Directions
An exact reproduction of the records is required, with all images left out.

Provided material

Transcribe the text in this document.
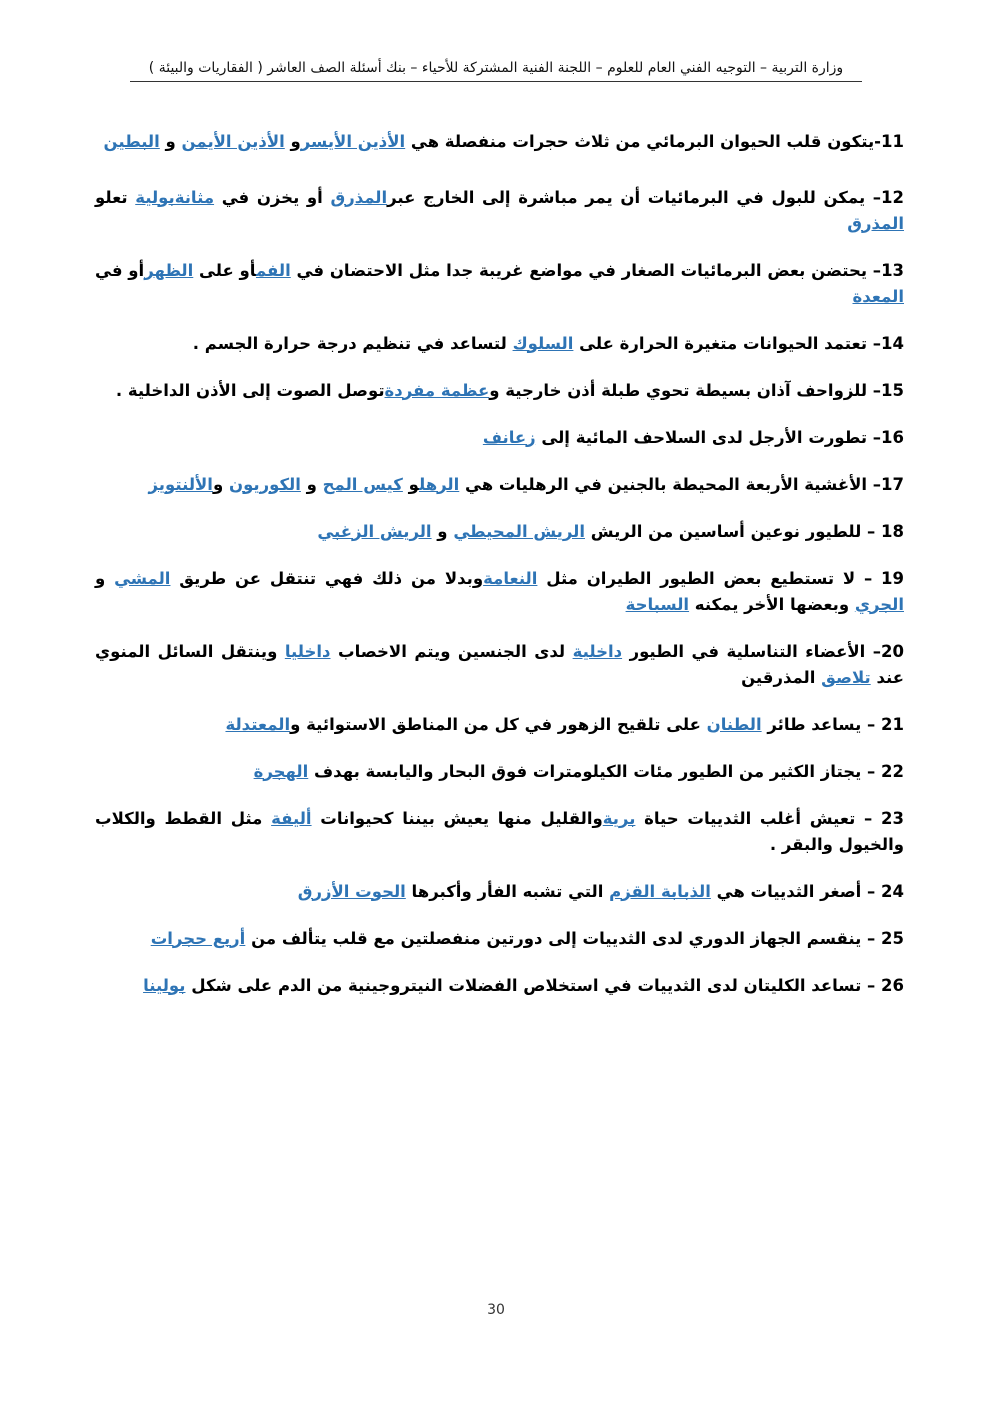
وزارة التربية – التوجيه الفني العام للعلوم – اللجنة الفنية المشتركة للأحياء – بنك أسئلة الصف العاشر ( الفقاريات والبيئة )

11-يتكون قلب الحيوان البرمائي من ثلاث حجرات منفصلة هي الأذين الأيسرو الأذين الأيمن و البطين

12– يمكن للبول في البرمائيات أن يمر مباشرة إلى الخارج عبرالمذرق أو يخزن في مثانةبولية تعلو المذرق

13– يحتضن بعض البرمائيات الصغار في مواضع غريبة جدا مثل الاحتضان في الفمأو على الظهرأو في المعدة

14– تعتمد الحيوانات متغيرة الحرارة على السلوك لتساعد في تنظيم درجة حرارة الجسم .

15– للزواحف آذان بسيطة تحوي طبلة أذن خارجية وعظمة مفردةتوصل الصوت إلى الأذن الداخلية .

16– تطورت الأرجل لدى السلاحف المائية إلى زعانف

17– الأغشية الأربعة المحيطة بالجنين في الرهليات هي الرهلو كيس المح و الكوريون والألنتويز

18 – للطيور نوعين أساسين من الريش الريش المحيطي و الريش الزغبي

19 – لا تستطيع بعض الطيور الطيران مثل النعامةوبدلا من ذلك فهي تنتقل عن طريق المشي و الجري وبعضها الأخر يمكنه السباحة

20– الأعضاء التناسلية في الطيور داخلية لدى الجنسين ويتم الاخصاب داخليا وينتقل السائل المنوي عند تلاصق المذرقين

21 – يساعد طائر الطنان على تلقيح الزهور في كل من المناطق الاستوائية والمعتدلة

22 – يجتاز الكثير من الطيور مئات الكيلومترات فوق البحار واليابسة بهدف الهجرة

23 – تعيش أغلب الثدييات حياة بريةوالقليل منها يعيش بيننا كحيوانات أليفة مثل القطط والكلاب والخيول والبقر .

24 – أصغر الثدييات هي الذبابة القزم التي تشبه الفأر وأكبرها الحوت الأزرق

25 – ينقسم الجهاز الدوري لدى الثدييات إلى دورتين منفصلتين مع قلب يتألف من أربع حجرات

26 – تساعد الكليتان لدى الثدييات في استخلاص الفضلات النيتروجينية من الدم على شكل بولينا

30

Response
Transcribe the text in this document.
وزارة التربية – التوجيه الفني العام للعلوم – اللجنة الفنية المشتركة للأحياء – بنك أسئلة الصف العاشر ( الفقاريات والبيئة )

11-يتكون قلب الحيوان البرمائي من ثلاث حجرات منفصلة هي الأذين الأيسرو الأذين الأيمن و البطين

12– يمكن للبول في البرمائيات أن يمر مباشرة إلى الخارج عبرالمذرق أو يخزن في مثانةبولية تعلو المذرق

13– يحتضن بعض البرمائيات الصغار في مواضع غريبة جدا مثل الاحتضان في الفمأو على الظهرأو في المعدة

14– تعتمد الحيوانات متغيرة الحرارة على السلوك لتساعد في تنظيم درجة حرارة الجسم .

15– للزواحف آذان بسيطة تحوي طبلة أذن خارجية وعظمة مفردةتوصل الصوت إلى الأذن الداخلية .

16– تطورت الأرجل لدى السلاحف المائية إلى زعانف

17– الأغشية الأربعة المحيطة بالجنين في الرهليات هي الرهلو كيس المح و الكوريون والألنتويز

18 – للطيور نوعين أساسين من الريش الريش المحيطي و الريش الزغبي

19 – لا تستطيع بعض الطيور الطيران مثل النعامةوبدلا من ذلك فهي تنتقل عن طريق المشي و الجري وبعضها الأخر يمكنه السباحة

20– الأعضاء التناسلية في الطيور داخلية لدى الجنسين ويتم الاخصاب داخليا وينتقل السائل المنوي عند تلاصق المذرقين

21 – يساعد طائر الطنان على تلقيح الزهور في كل من المناطق الاستوائية والمعتدلة

22 – يجتاز الكثير من الطيور مئات الكيلومترات فوق البحار واليابسة بهدف الهجرة

23 – تعيش أغلب الثدييات حياة بريةوالقليل منها يعيش بيننا كحيوانات أليفة مثل القطط والكلاب والخيول والبقر .

24 – أصغر الثدييات هي الذبابة القزم التي تشبه الفأر وأكبرها الحوت الأزرق

25 – ينقسم الجهاز الدوري لدى الثدييات إلى دورتين منفصلتين مع قلب يتألف من أربع حجرات

26 – تساعد الكليتان لدى الثدييات في استخلاص الفضلات النيتروجينية من الدم على شكل بولينا

30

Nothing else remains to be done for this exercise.